Stated problem:
What is needed here is an exact copy of every entry.

Input material:
__________________________________________________

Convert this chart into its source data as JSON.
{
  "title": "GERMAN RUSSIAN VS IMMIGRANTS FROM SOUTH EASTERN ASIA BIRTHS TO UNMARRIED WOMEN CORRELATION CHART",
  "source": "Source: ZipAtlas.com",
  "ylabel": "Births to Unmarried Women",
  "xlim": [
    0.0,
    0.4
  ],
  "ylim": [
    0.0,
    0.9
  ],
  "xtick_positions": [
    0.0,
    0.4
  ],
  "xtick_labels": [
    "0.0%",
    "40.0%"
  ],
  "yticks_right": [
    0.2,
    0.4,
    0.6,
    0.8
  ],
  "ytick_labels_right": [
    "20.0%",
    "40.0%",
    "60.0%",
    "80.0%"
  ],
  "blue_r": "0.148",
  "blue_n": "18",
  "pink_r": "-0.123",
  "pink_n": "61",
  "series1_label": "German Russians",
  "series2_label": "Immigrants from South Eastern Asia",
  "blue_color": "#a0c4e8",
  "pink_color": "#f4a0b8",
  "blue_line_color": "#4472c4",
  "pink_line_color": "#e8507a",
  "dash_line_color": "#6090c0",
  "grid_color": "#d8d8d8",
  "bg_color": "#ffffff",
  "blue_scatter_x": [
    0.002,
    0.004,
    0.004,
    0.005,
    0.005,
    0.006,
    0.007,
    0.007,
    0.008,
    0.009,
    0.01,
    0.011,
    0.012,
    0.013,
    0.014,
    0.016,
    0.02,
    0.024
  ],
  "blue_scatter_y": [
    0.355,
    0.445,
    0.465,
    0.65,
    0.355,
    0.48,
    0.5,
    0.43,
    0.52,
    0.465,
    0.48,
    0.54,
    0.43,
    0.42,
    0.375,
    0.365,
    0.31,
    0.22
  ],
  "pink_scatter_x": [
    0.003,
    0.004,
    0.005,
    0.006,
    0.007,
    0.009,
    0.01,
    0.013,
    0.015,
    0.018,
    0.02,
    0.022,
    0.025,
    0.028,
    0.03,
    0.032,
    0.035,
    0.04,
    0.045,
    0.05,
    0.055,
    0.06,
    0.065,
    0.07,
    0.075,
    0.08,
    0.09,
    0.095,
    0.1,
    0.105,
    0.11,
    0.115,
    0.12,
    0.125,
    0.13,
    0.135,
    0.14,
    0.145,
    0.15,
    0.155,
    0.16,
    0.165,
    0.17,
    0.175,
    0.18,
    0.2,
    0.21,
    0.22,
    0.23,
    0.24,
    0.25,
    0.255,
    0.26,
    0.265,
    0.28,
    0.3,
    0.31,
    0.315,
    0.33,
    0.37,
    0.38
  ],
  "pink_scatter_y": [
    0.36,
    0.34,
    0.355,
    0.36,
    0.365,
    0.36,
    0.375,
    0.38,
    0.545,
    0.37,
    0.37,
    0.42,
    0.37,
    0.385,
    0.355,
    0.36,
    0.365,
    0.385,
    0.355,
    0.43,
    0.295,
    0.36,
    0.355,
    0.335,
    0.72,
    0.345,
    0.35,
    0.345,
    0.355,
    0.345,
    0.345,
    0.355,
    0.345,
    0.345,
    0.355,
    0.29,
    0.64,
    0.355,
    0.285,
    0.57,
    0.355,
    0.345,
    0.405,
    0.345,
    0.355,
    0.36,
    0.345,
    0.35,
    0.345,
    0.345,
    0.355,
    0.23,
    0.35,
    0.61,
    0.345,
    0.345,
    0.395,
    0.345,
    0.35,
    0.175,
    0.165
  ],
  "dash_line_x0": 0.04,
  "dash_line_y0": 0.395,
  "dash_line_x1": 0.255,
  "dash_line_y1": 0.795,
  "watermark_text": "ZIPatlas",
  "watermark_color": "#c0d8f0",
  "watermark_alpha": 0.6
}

__________________________________________________

Result for this exercise:
Convert this chart into its source data as JSON.
{
  "title": "GERMAN RUSSIAN VS IMMIGRANTS FROM SOUTH EASTERN ASIA BIRTHS TO UNMARRIED WOMEN CORRELATION CHART",
  "source": "Source: ZipAtlas.com",
  "ylabel": "Births to Unmarried Women",
  "xlim": [
    0.0,
    0.4
  ],
  "ylim": [
    0.0,
    0.9
  ],
  "xtick_positions": [
    0.0,
    0.4
  ],
  "xtick_labels": [
    "0.0%",
    "40.0%"
  ],
  "yticks_right": [
    0.2,
    0.4,
    0.6,
    0.8
  ],
  "ytick_labels_right": [
    "20.0%",
    "40.0%",
    "60.0%",
    "80.0%"
  ],
  "blue_r": "0.148",
  "blue_n": "18",
  "pink_r": "-0.123",
  "pink_n": "61",
  "series1_label": "German Russians",
  "series2_label": "Immigrants from South Eastern Asia",
  "blue_color": "#a0c4e8",
  "pink_color": "#f4a0b8",
  "blue_line_color": "#4472c4",
  "pink_line_color": "#e8507a",
  "dash_line_color": "#6090c0",
  "grid_color": "#d8d8d8",
  "bg_color": "#ffffff",
  "blue_scatter_x": [
    0.002,
    0.004,
    0.004,
    0.005,
    0.005,
    0.006,
    0.007,
    0.007,
    0.008,
    0.009,
    0.01,
    0.011,
    0.012,
    0.013,
    0.014,
    0.016,
    0.02,
    0.024
  ],
  "blue_scatter_y": [
    0.355,
    0.445,
    0.465,
    0.65,
    0.355,
    0.48,
    0.5,
    0.43,
    0.52,
    0.465,
    0.48,
    0.54,
    0.43,
    0.42,
    0.375,
    0.365,
    0.31,
    0.22
  ],
  "pink_scatter_x": [
    0.003,
    0.004,
    0.005,
    0.006,
    0.007,
    0.009,
    0.01,
    0.013,
    0.015,
    0.018,
    0.02,
    0.022,
    0.025,
    0.028,
    0.03,
    0.032,
    0.035,
    0.04,
    0.045,
    0.05,
    0.055,
    0.06,
    0.065,
    0.07,
    0.075,
    0.08,
    0.09,
    0.095,
    0.1,
    0.105,
    0.11,
    0.115,
    0.12,
    0.125,
    0.13,
    0.135,
    0.14,
    0.145,
    0.15,
    0.155,
    0.16,
    0.165,
    0.17,
    0.175,
    0.18,
    0.2,
    0.21,
    0.22,
    0.23,
    0.24,
    0.25,
    0.255,
    0.26,
    0.265,
    0.28,
    0.3,
    0.31,
    0.315,
    0.33,
    0.37,
    0.38
  ],
  "pink_scatter_y": [
    0.36,
    0.34,
    0.355,
    0.36,
    0.365,
    0.36,
    0.375,
    0.38,
    0.545,
    0.37,
    0.37,
    0.42,
    0.37,
    0.385,
    0.355,
    0.36,
    0.365,
    0.385,
    0.355,
    0.43,
    0.295,
    0.36,
    0.355,
    0.335,
    0.72,
    0.345,
    0.35,
    0.345,
    0.355,
    0.345,
    0.345,
    0.355,
    0.345,
    0.345,
    0.355,
    0.29,
    0.64,
    0.355,
    0.285,
    0.57,
    0.355,
    0.345,
    0.405,
    0.345,
    0.355,
    0.36,
    0.345,
    0.35,
    0.345,
    0.345,
    0.355,
    0.23,
    0.35,
    0.61,
    0.345,
    0.345,
    0.395,
    0.345,
    0.35,
    0.175,
    0.165
  ],
  "dash_line_x0": 0.04,
  "dash_line_y0": 0.395,
  "dash_line_x1": 0.255,
  "dash_line_y1": 0.795,
  "watermark_text": "ZIPatlas",
  "watermark_color": "#c0d8f0",
  "watermark_alpha": 0.6
}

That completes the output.